Given exercise - Write out exactly, with no other output, the lines below from the one that contains "Transcribe the text in this document." through the end.

[Data entries]
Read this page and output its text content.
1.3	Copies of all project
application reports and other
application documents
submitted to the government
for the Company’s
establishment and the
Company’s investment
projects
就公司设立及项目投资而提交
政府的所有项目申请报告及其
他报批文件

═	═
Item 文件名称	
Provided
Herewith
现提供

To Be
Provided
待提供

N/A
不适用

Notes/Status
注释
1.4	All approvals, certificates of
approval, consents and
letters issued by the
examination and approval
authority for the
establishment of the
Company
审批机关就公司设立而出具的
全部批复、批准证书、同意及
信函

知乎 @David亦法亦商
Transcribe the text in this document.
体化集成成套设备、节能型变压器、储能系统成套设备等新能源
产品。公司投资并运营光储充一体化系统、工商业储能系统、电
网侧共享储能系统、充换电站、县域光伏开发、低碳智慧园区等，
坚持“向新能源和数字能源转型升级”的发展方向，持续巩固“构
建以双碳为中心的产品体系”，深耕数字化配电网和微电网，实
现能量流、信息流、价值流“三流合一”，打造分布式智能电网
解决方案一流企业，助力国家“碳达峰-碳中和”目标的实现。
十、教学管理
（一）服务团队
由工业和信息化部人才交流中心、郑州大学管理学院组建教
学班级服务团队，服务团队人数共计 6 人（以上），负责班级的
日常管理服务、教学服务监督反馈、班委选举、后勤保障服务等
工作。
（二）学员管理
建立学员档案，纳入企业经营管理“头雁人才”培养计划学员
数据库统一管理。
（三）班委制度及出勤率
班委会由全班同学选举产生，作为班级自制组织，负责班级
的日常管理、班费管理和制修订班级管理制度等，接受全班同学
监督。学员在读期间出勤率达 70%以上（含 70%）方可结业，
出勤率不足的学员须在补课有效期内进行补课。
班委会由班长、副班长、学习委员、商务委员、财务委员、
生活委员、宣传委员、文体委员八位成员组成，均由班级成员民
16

Answer to this exercise -
Transcribe the text in this document.
体化集成成套设备、节能型变压器、储能系统成套设备等新能源
产品。公司投资并运营光储充一体化系统、工商业储能系统、电
网侧共享储能系统、充换电站、县域光伏开发、低碳智慧园区等，
坚持“向新能源和数字能源转型升级”的发展方向，持续巩固“构
建以双碳为中心的产品体系”，深耕数字化配电网和微电网，实
现能量流、信息流、价值流“三流合一”，打造分布式智能电网
解决方案一流企业，助力国家“碳达峰-碳中和”目标的实现。
十、教学管理
（一）服务团队
由工业和信息化部人才交流中心、郑州大学管理学院组建教
学班级服务团队，服务团队人数共计 6 人（以上），负责班级的
日常管理服务、教学服务监督反馈、班委选举、后勤保障服务等
工作。
（二）学员管理
建立学员档案，纳入企业经营管理“头雁人才”培养计划学员
数据库统一管理。
（三）班委制度及出勤率
班委会由全班同学选举产生，作为班级自制组织，负责班级
的日常管理、班费管理和制修订班级管理制度等，接受全班同学
监督。学员在读期间出勤率达 70%以上（含 70%）方可结业，
出勤率不足的学员须在补课有效期内进行补课。
班委会由班长、副班长、学习委员、商务委员、财务委员、
生活委员、宣传委员、文体委员八位成员组成，均由班级成员民
16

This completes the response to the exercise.